--- Start Task data ---

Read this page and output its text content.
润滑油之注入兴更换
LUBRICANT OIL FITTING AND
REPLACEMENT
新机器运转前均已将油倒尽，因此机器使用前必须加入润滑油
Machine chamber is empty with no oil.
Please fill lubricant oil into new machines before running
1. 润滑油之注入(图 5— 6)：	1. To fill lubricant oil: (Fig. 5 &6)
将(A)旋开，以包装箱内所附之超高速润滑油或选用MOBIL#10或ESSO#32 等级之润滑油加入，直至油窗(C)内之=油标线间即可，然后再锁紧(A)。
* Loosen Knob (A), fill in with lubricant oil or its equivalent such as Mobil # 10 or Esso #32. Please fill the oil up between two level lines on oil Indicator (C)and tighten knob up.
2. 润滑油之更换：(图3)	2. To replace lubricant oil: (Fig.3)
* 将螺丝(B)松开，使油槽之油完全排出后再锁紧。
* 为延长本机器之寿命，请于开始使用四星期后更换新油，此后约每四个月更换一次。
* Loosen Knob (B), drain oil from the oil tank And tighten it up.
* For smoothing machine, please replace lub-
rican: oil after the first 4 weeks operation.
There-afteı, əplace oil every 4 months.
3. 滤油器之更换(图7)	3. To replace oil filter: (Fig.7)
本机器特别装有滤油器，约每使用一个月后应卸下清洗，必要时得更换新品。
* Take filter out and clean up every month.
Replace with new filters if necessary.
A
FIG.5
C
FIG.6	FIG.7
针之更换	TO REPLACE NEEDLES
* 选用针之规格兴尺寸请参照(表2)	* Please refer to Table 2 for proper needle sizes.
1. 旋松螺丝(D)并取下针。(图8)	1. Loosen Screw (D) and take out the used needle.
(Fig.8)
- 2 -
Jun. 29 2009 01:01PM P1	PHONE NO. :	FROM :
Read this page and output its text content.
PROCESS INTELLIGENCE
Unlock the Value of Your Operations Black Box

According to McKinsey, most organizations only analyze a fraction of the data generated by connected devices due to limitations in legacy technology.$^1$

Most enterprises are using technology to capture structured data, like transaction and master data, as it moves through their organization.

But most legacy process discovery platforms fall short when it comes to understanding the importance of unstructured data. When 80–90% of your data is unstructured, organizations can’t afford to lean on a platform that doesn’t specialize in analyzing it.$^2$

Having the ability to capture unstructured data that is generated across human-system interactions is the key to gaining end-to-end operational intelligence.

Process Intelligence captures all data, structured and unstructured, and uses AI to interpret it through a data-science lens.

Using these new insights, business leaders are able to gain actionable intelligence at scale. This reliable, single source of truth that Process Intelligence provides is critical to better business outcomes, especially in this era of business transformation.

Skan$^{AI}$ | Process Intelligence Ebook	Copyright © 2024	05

--- End Task data ---

§ Task prompt: Scan the material above. Copy each line where "Loosen" occurs.

§ Solution to the problem:
* Loosen Knob (A), fill in with lubricant oil or its equivalent such as Mobil # 10 or Esso #32. Please fill the oil up between two level lines on oil Indicator (C)and tighten knob up.
* Loosen Knob (B), drain oil from the oil tank And tighten it up.
1. 旋松螺丝(D)并取下针。(图8)	1. Loosen Screw (D) and take out the used needle.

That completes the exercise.